[Items from a figure collection]
★ ★ ★ ★ ★ ★ ★

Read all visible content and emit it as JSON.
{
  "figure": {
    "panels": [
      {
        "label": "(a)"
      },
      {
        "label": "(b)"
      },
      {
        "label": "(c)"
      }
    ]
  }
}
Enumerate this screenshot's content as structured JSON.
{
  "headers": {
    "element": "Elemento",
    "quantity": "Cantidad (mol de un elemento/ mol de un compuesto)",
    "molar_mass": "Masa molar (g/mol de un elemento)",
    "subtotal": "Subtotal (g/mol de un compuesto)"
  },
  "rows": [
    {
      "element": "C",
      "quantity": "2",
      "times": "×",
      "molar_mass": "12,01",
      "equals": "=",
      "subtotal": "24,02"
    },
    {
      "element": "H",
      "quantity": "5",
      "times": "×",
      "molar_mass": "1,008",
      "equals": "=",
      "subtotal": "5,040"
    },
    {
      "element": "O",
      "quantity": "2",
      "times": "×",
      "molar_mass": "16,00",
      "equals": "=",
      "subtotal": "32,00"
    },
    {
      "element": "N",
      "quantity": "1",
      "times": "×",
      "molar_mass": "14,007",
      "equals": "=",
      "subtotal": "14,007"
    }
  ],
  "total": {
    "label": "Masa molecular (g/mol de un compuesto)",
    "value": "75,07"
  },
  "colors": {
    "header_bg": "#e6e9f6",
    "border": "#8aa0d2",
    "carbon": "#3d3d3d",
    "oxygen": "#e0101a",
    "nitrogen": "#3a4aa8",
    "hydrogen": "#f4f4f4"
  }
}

★ ★ ★ ★ ★ ★ ★

**TASK PROMPT:** All of the entries above need to be reproduced exactly.

**REPLY TO THE TASK:**
Read all visible content and emit it as JSON.
{
  "figure": {
    "panels": [
      {
        "label": "(a)"
      },
      {
        "label": "(b)"
      },
      {
        "label": "(c)"
      }
    ]
  }
}
Enumerate this screenshot's content as structured JSON.
{
  "headers": {
    "element": "Elemento",
    "quantity": "Cantidad (mol de un elemento/ mol de un compuesto)",
    "molar_mass": "Masa molar (g/mol de un elemento)",
    "subtotal": "Subtotal (g/mol de un compuesto)"
  },
  "rows": [
    {
      "element": "C",
      "quantity": "2",
      "times": "×",
      "molar_mass": "12,01",
      "equals": "=",
      "subtotal": "24,02"
    },
    {
      "element": "H",
      "quantity": "5",
      "times": "×",
      "molar_mass": "1,008",
      "equals": "=",
      "subtotal": "5,040"
    },
    {
      "element": "O",
      "quantity": "2",
      "times": "×",
      "molar_mass": "16,00",
      "equals": "=",
      "subtotal": "32,00"
    },
    {
      "element": "N",
      "quantity": "1",
      "times": "×",
      "molar_mass": "14,007",
      "equals": "=",
      "subtotal": "14,007"
    }
  ],
  "total": {
    "label": "Masa molecular (g/mol de un compuesto)",
    "value": "75,07"
  },
  "colors": {
    "header_bg": "#e6e9f6",
    "border": "#8aa0d2",
    "carbon": "#3d3d3d",
    "oxygen": "#e0101a",
    "nitrogen": "#3a4aa8",
    "hydrogen": "#f4f4f4"
  }
}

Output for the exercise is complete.